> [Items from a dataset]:
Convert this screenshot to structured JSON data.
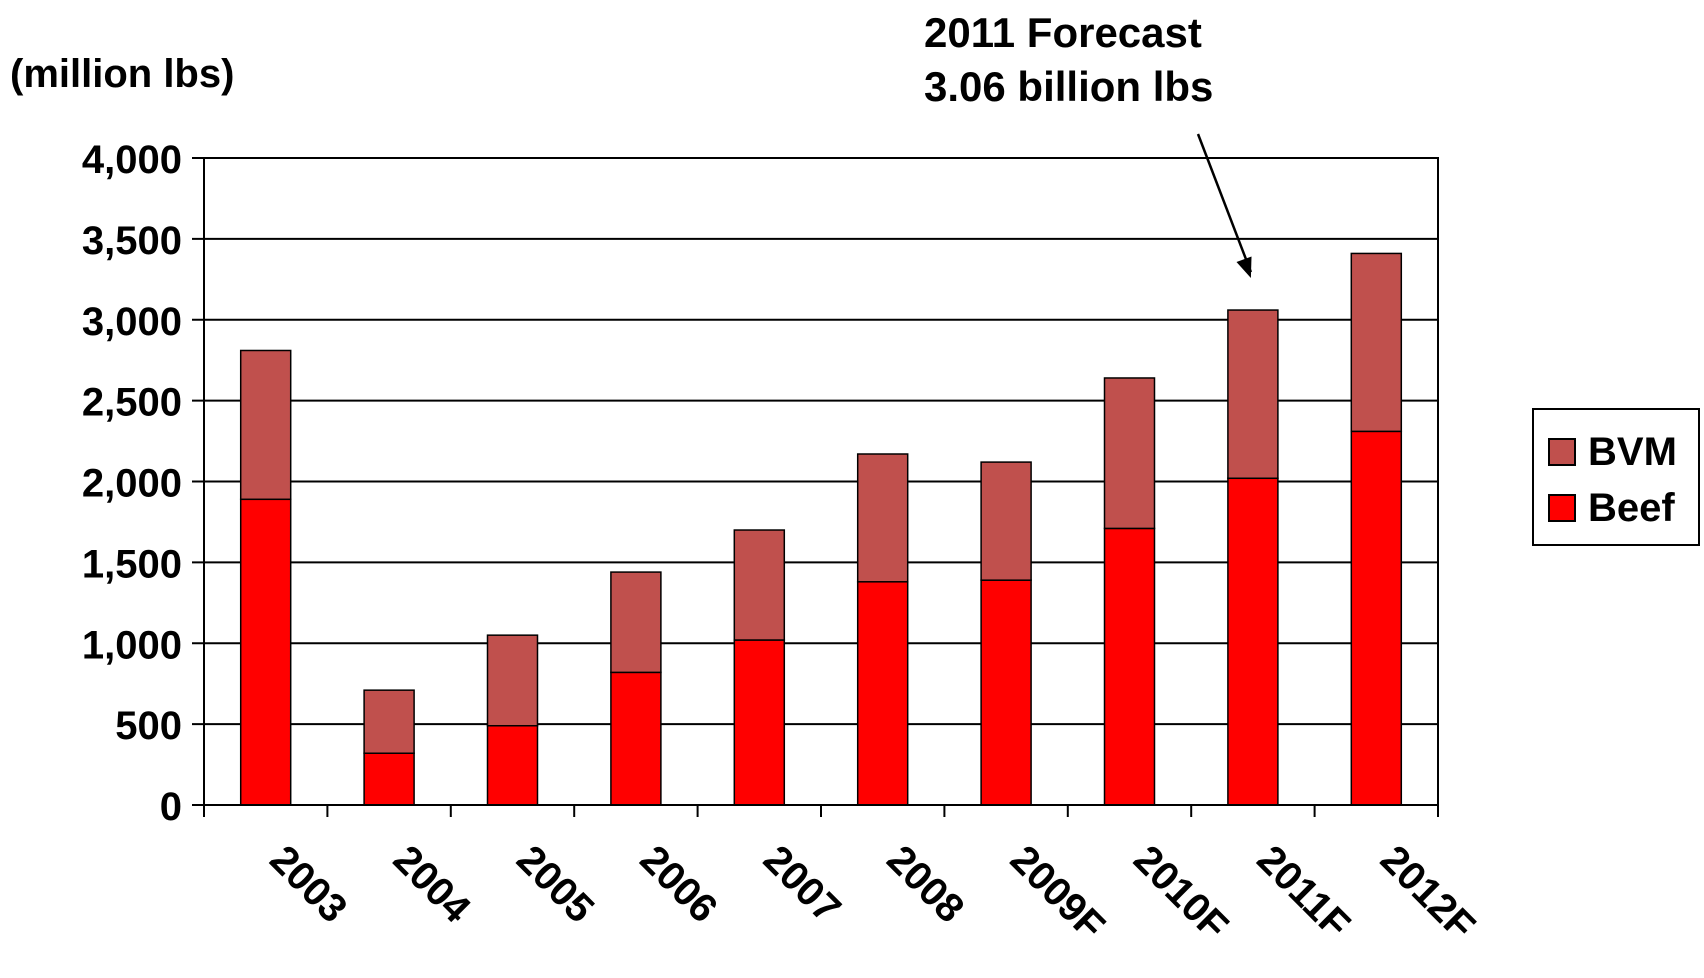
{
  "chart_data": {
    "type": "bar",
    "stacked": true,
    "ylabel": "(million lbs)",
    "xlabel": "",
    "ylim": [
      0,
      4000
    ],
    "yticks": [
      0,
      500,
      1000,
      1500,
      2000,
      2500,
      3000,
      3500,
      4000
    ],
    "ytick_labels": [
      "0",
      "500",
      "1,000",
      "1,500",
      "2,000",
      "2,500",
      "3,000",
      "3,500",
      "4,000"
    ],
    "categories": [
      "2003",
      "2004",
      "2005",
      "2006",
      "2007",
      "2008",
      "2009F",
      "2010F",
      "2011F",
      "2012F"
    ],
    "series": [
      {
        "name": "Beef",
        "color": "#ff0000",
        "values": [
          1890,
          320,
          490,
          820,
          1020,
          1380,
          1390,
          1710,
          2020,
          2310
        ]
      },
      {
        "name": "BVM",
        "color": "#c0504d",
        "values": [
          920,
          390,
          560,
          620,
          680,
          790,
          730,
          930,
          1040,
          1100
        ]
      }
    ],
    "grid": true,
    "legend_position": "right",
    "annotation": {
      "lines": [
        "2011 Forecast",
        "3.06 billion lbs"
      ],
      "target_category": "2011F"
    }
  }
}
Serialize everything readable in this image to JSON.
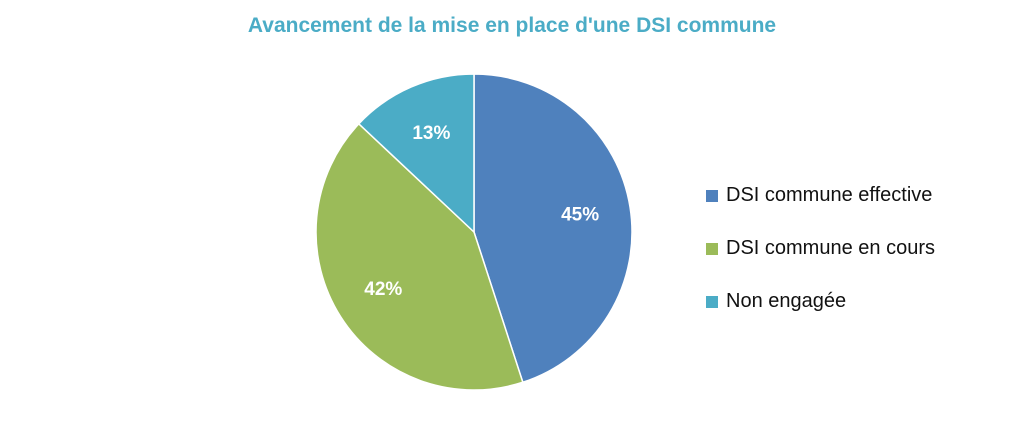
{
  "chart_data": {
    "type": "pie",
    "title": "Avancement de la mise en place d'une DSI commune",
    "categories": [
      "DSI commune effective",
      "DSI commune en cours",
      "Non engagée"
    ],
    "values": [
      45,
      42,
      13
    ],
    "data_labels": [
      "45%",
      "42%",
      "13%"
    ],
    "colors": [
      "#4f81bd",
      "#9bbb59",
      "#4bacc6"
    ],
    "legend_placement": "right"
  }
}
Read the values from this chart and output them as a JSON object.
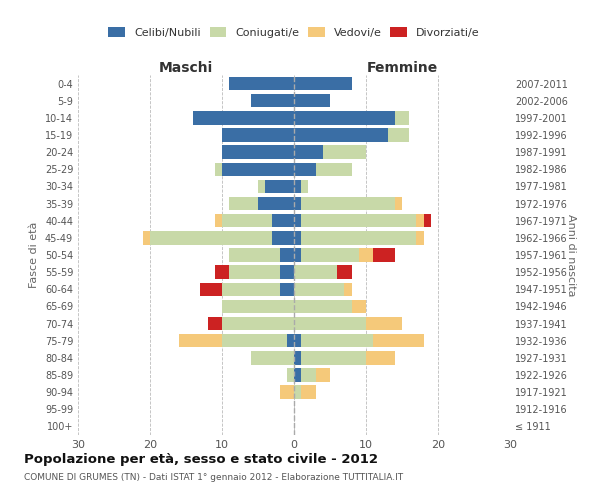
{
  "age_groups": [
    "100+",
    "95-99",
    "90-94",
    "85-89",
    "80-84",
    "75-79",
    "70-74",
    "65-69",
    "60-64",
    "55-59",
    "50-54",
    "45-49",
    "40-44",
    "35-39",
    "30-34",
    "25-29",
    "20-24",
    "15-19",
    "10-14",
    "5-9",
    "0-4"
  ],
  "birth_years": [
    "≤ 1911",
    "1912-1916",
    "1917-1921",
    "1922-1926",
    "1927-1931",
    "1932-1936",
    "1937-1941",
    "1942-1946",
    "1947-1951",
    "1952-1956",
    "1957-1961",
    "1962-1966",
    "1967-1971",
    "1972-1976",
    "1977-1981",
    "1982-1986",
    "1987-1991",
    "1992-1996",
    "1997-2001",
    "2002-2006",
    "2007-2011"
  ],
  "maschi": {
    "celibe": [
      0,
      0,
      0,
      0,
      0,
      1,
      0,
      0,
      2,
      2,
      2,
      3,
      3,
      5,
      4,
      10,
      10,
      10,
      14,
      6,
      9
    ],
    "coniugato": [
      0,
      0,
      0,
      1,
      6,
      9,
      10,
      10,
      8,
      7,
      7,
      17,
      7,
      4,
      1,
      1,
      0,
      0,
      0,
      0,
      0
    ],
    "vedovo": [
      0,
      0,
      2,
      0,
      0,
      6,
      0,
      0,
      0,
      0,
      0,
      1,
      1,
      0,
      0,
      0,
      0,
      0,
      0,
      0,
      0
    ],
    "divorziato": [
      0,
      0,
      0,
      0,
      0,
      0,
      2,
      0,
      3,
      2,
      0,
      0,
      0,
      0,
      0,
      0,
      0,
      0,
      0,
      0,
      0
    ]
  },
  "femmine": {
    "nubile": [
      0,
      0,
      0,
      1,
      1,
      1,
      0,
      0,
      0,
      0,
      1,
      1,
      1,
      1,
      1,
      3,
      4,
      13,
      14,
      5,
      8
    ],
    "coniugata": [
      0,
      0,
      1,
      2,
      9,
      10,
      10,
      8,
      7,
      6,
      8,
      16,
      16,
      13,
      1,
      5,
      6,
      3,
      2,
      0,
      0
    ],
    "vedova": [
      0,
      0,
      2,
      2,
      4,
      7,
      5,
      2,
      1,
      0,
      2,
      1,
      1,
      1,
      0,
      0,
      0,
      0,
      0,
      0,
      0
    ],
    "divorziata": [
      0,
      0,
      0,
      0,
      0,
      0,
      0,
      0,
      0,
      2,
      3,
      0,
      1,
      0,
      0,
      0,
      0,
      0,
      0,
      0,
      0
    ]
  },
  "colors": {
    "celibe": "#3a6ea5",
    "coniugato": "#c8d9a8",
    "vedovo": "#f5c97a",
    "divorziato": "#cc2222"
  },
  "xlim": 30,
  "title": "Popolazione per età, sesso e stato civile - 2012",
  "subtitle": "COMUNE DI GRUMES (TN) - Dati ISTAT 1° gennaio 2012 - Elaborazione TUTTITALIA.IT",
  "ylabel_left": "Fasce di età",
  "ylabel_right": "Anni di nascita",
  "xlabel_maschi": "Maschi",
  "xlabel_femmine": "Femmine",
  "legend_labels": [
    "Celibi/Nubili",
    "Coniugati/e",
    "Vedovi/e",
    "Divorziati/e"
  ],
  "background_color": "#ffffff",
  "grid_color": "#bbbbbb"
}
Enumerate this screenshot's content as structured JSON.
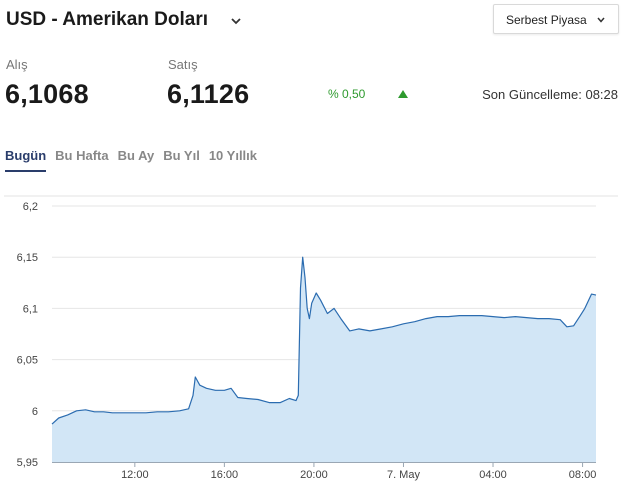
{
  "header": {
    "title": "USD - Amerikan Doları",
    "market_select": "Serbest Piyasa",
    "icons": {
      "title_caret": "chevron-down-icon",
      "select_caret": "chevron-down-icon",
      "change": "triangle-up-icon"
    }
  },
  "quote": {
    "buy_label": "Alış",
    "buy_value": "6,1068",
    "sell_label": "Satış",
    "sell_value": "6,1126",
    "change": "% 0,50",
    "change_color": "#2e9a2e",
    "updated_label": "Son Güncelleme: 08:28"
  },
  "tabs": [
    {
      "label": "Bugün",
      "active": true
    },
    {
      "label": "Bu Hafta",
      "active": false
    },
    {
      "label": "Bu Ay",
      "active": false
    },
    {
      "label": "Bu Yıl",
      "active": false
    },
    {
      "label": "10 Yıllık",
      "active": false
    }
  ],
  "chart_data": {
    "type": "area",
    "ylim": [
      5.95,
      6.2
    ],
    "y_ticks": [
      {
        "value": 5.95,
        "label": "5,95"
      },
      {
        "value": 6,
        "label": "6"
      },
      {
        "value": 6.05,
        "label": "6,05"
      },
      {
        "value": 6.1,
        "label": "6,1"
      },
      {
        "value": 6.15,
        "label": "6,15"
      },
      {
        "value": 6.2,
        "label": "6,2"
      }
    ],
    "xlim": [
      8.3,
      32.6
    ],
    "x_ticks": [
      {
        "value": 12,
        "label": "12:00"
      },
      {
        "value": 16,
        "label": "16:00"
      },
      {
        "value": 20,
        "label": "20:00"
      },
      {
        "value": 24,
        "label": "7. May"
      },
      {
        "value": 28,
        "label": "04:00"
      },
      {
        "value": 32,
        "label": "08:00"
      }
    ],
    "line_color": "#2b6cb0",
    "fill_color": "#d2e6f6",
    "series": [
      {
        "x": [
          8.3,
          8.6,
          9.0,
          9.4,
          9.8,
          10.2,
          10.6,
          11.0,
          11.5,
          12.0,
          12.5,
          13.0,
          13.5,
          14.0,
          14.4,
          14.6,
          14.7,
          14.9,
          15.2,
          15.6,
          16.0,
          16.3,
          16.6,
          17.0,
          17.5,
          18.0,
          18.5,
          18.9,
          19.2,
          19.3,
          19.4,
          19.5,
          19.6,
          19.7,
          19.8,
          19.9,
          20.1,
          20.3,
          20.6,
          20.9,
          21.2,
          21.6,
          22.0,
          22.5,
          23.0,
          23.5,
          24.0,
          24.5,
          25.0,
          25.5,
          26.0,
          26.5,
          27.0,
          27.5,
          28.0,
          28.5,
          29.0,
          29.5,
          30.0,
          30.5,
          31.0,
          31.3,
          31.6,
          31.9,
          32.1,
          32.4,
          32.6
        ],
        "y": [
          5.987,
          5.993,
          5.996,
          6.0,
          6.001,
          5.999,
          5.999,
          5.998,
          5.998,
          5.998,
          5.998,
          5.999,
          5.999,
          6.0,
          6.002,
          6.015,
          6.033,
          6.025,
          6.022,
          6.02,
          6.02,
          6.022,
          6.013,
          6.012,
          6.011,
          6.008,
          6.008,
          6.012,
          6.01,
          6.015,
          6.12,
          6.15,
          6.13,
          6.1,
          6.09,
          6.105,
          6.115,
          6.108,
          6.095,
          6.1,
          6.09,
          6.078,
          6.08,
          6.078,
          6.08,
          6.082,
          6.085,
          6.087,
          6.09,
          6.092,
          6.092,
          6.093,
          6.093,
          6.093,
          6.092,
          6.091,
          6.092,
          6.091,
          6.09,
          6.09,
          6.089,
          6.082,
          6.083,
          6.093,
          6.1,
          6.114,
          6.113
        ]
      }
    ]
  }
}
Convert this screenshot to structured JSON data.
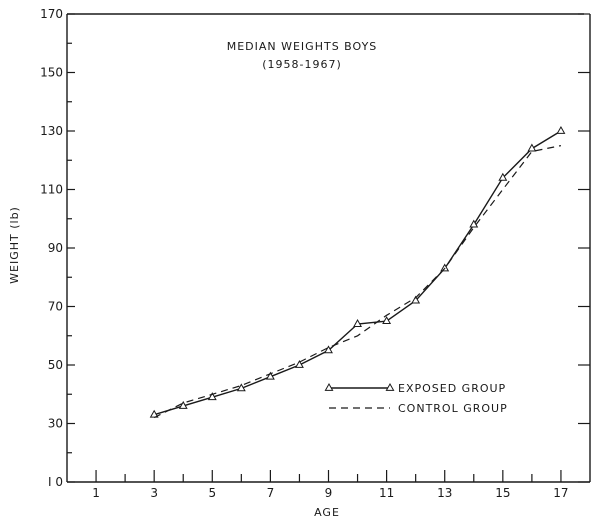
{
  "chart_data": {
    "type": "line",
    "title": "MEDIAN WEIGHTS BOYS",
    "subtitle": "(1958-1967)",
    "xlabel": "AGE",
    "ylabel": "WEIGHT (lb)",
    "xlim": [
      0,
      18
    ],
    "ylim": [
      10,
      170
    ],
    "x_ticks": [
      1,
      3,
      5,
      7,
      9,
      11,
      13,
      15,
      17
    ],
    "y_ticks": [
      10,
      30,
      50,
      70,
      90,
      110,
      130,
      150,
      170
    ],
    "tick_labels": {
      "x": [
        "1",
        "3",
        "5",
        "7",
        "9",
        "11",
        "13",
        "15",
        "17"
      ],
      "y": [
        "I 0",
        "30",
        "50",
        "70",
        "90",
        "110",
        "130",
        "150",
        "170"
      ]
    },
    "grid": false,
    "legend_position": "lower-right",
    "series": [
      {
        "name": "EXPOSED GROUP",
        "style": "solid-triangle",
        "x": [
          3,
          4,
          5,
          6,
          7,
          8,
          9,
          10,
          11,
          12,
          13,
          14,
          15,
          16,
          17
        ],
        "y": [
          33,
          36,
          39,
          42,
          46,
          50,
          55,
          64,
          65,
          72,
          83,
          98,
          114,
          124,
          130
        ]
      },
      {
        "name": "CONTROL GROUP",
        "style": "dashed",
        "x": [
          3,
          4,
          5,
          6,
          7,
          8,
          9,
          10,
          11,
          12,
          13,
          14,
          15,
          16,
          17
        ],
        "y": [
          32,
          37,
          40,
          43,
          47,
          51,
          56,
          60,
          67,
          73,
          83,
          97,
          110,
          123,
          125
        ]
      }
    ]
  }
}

> [Requirements]: Return only those lines of the records that contain the string "type".

> [Result below]:
    "type": "bar",
    "type": "pie",
    "type": "area",
    "type": "line",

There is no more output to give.